--- Start of Dataset entries ---

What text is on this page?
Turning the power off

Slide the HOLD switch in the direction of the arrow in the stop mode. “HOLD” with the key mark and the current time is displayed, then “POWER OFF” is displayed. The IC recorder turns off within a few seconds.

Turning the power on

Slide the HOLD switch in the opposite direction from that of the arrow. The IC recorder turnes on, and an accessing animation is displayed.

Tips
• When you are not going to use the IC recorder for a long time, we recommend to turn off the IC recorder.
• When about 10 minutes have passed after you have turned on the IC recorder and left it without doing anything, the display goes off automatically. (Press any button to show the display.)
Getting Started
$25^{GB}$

--- End of Dataset entries ---
--- Start of Dataset entries ---

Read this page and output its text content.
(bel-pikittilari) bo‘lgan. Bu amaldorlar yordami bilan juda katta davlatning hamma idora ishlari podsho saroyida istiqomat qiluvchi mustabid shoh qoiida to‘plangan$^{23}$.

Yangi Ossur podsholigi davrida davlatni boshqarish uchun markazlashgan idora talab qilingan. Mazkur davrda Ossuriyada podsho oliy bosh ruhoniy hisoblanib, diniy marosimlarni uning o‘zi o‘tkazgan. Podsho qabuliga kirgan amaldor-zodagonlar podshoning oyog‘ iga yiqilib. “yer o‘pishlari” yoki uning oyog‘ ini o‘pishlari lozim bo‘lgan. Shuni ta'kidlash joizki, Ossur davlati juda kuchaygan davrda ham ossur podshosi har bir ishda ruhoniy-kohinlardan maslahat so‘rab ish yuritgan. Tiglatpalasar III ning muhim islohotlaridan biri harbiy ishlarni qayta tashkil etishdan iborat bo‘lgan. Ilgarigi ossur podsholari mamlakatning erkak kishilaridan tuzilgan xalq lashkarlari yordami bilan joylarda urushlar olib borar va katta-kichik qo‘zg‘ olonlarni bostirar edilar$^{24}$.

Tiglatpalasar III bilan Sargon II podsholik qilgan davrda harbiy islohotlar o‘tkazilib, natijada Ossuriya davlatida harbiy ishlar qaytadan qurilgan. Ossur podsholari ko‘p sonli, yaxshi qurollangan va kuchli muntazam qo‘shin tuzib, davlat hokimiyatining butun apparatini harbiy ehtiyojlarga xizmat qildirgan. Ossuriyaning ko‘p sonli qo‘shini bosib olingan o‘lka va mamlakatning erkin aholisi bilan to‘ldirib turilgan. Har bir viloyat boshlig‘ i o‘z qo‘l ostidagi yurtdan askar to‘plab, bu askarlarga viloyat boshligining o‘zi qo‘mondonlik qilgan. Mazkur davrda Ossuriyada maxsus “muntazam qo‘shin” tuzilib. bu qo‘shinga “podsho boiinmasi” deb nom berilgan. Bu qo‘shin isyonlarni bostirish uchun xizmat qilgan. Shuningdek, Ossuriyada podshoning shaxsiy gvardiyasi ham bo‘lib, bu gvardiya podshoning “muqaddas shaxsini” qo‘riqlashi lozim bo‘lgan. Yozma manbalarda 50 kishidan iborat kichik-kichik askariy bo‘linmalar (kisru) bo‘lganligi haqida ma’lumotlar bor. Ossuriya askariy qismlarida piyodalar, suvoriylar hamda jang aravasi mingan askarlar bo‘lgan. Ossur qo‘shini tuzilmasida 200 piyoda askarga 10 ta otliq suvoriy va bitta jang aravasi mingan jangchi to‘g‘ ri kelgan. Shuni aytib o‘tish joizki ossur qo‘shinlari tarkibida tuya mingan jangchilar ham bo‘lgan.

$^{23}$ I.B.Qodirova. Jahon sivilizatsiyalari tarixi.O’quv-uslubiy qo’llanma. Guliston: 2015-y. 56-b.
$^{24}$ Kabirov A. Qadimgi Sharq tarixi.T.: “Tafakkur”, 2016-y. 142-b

--- End of Dataset entries ---

• _Aim_
Return only the number of lines in the entries that contain the string "page".

• _Task output_
2